» **Problem requirements**
Set the following entries down again exactly, line by line.

Saved entries

+ + + +

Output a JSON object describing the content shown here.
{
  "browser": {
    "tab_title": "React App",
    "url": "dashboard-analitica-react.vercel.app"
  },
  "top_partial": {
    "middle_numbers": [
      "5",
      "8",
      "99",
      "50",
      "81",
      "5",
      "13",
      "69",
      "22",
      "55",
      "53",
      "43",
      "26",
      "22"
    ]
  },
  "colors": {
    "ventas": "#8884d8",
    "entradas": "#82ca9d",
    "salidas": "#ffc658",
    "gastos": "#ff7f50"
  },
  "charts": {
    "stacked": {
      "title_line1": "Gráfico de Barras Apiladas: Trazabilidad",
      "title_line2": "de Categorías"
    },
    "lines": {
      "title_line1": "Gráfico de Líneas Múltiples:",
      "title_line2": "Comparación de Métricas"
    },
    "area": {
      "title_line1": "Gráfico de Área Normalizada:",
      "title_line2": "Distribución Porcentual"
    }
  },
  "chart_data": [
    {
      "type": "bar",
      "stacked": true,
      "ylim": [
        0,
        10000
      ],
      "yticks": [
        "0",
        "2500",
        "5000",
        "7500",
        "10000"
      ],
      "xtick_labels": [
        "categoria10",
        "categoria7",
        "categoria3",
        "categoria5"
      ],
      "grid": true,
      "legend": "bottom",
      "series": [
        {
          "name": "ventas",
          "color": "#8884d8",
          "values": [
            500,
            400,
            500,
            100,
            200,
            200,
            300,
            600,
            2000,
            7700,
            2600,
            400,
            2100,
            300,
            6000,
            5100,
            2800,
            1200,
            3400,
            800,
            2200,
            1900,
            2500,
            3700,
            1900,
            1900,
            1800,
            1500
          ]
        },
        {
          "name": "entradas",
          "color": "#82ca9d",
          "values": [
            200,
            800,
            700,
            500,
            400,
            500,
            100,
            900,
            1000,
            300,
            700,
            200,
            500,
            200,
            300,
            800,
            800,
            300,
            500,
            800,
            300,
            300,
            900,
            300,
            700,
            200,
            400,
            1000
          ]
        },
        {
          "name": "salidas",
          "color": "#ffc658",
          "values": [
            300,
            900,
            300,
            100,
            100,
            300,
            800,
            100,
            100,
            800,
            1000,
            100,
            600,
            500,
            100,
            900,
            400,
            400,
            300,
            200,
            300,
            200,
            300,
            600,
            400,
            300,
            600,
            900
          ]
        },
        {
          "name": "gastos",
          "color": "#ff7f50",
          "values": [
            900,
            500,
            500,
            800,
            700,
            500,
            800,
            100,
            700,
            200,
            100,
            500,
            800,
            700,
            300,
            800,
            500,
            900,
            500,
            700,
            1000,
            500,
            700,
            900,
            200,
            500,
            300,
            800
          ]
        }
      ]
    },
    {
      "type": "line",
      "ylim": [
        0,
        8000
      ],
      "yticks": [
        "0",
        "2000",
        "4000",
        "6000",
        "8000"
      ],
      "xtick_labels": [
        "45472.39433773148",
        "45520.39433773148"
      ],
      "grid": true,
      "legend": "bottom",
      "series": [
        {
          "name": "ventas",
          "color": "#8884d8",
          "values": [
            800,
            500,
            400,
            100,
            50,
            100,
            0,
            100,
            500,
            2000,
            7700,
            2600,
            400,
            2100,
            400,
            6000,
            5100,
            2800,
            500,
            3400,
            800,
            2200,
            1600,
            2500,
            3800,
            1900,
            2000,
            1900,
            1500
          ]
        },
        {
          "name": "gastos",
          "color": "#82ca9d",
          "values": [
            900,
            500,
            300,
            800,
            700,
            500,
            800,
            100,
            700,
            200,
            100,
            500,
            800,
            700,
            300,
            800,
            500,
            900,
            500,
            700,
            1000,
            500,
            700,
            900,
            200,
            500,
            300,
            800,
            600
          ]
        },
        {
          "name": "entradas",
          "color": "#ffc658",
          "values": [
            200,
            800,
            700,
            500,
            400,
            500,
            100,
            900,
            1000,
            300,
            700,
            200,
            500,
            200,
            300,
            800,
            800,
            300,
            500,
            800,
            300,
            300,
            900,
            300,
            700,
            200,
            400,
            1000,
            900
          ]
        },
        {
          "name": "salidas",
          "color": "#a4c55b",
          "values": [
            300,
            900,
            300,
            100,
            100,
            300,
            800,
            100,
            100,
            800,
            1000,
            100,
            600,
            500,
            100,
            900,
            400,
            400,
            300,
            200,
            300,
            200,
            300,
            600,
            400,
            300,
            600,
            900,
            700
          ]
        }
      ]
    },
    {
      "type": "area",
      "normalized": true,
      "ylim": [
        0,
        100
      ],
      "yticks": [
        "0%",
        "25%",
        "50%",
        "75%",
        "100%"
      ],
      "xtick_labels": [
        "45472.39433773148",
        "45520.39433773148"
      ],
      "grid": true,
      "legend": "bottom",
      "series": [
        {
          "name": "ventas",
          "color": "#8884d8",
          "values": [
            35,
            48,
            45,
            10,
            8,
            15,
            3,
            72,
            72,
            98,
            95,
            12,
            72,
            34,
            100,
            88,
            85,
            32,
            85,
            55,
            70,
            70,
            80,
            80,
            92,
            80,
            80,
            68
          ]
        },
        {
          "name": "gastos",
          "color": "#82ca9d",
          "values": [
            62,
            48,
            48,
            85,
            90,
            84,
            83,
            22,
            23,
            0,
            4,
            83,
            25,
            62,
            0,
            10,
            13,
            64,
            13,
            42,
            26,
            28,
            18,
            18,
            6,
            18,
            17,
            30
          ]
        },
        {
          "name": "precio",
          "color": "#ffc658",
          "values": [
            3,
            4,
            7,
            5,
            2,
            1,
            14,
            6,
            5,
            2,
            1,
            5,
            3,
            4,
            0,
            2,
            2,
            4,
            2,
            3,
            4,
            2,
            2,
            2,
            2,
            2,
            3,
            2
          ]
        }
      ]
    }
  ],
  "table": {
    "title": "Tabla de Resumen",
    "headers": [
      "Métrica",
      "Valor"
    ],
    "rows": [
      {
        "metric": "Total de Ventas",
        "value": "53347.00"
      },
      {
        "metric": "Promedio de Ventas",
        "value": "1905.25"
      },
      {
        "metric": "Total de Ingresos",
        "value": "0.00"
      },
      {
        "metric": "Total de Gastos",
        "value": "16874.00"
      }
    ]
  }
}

+ + + +

» **Task response**
Output a JSON object describing the content shown here.
{
  "browser": {
    "tab_title": "React App",
    "url": "dashboard-analitica-react.vercel.app"
  },
  "top_partial": {
    "middle_numbers": [
      "5",
      "8",
      "99",
      "50",
      "81",
      "5",
      "13",
      "69",
      "22",
      "55",
      "53",
      "43",
      "26",
      "22"
    ]
  },
  "colors": {
    "ventas": "#8884d8",
    "entradas": "#82ca9d",
    "salidas": "#ffc658",
    "gastos": "#ff7f50"
  },
  "charts": {
    "stacked": {
      "title_line1": "Gráfico de Barras Apiladas: Trazabilidad",
      "title_line2": "de Categorías"
    },
    "lines": {
      "title_line1": "Gráfico de Líneas Múltiples:",
      "title_line2": "Comparación de Métricas"
    },
    "area": {
      "title_line1": "Gráfico de Área Normalizada:",
      "title_line2": "Distribución Porcentual"
    }
  },
  "chart_data": [
    {
      "type": "bar",
      "stacked": true,
      "ylim": [
        0,
        10000
      ],
      "yticks": [
        "0",
        "2500",
        "5000",
        "7500",
        "10000"
      ],
      "xtick_labels": [
        "categoria10",
        "categoria7",
        "categoria3",
        "categoria5"
      ],
      "grid": true,
      "legend": "bottom",
      "series": [
        {
          "name": "ventas",
          "color": "#8884d8",
          "values": [
            500,
            400,
            500,
            100,
            200,
            200,
            300,
            600,
            2000,
            7700,
            2600,
            400,
            2100,
            300,
            6000,
            5100,
            2800,
            1200,
            3400,
            800,
            2200,
            1900,
            2500,
            3700,
            1900,
            1900,
            1800,
            1500
          ]
        },
        {
          "name": "entradas",
          "color": "#82ca9d",
          "values": [
            200,
            800,
            700,
            500,
            400,
            500,
            100,
            900,
            1000,
            300,
            700,
            200,
            500,
            200,
            300,
            800,
            800,
            300,
            500,
            800,
            300,
            300,
            900,
            300,
            700,
            200,
            400,
            1000
          ]
        },
        {
          "name": "salidas",
          "color": "#ffc658",
          "values": [
            300,
            900,
            300,
            100,
            100,
            300,
            800,
            100,
            100,
            800,
            1000,
            100,
            600,
            500,
            100,
            900,
            400,
            400,
            300,
            200,
            300,
            200,
            300,
            600,
            400,
            300,
            600,
            900
          ]
        },
        {
          "name": "gastos",
          "color": "#ff7f50",
          "values": [
            900,
            500,
            500,
            800,
            700,
            500,
            800,
            100,
            700,
            200,
            100,
            500,
            800,
            700,
            300,
            800,
            500,
            900,
            500,
            700,
            1000,
            500,
            700,
            900,
            200,
            500,
            300,
            800
          ]
        }
      ]
    },
    {
      "type": "line",
      "ylim": [
        0,
        8000
      ],
      "yticks": [
        "0",
        "2000",
        "4000",
        "6000",
        "8000"
      ],
      "xtick_labels": [
        "45472.39433773148",
        "45520.39433773148"
      ],
      "grid": true,
      "legend": "bottom",
      "series": [
        {
          "name": "ventas",
          "color": "#8884d8",
          "values": [
            800,
            500,
            400,
            100,
            50,
            100,
            0,
            100,
            500,
            2000,
            7700,
            2600,
            400,
            2100,
            400,
            6000,
            5100,
            2800,
            500,
            3400,
            800,
            2200,
            1600,
            2500,
            3800,
            1900,
            2000,
            1900,
            1500
          ]
        },
        {
          "name": "gastos",
          "color": "#82ca9d",
          "values": [
            900,
            500,
            300,
            800,
            700,
            500,
            800,
            100,
            700,
            200,
            100,
            500,
            800,
            700,
            300,
            800,
            500,
            900,
            500,
            700,
            1000,
            500,
            700,
            900,
            200,
            500,
            300,
            800,
            600
          ]
        },
        {
          "name": "entradas",
          "color": "#ffc658",
          "values": [
            200,
            800,
            700,
            500,
            400,
            500,
            100,
            900,
            1000,
            300,
            700,
            200,
            500,
            200,
            300,
            800,
            800,
            300,
            500,
            800,
            300,
            300,
            900,
            300,
            700,
            200,
            400,
            1000,
            900
          ]
        },
        {
          "name": "salidas",
          "color": "#a4c55b",
          "values": [
            300,
            900,
            300,
            100,
            100,
            300,
            800,
            100,
            100,
            800,
            1000,
            100,
            600,
            500,
            100,
            900,
            400,
            400,
            300,
            200,
            300,
            200,
            300,
            600,
            400,
            300,
            600,
            900,
            700
          ]
        }
      ]
    },
    {
      "type": "area",
      "normalized": true,
      "ylim": [
        0,
        100
      ],
      "yticks": [
        "0%",
        "25%",
        "50%",
        "75%",
        "100%"
      ],
      "xtick_labels": [
        "45472.39433773148",
        "45520.39433773148"
      ],
      "grid": true,
      "legend": "bottom",
      "series": [
        {
          "name": "ventas",
          "color": "#8884d8",
          "values": [
            35,
            48,
            45,
            10,
            8,
            15,
            3,
            72,
            72,
            98,
            95,
            12,
            72,
            34,
            100,
            88,
            85,
            32,
            85,
            55,
            70,
            70,
            80,
            80,
            92,
            80,
            80,
            68
          ]
        },
        {
          "name": "gastos",
          "color": "#82ca9d",
          "values": [
            62,
            48,
            48,
            85,
            90,
            84,
            83,
            22,
            23,
            0,
            4,
            83,
            25,
            62,
            0,
            10,
            13,
            64,
            13,
            42,
            26,
            28,
            18,
            18,
            6,
            18,
            17,
            30
          ]
        },
        {
          "name": "precio",
          "color": "#ffc658",
          "values": [
            3,
            4,
            7,
            5,
            2,
            1,
            14,
            6,
            5,
            2,
            1,
            5,
            3,
            4,
            0,
            2,
            2,
            4,
            2,
            3,
            4,
            2,
            2,
            2,
            2,
            2,
            3,
            2
          ]
        }
      ]
    }
  ],
  "table": {
    "title": "Tabla de Resumen",
    "headers": [
      "Métrica",
      "Valor"
    ],
    "rows": [
      {
        "metric": "Total de Ventas",
        "value": "53347.00"
      },
      {
        "metric": "Promedio de Ventas",
        "value": "1905.25"
      },
      {
        "metric": "Total de Ingresos",
        "value": "0.00"
      },
      {
        "metric": "Total de Gastos",
        "value": "16874.00"
      }
    ]
  }
}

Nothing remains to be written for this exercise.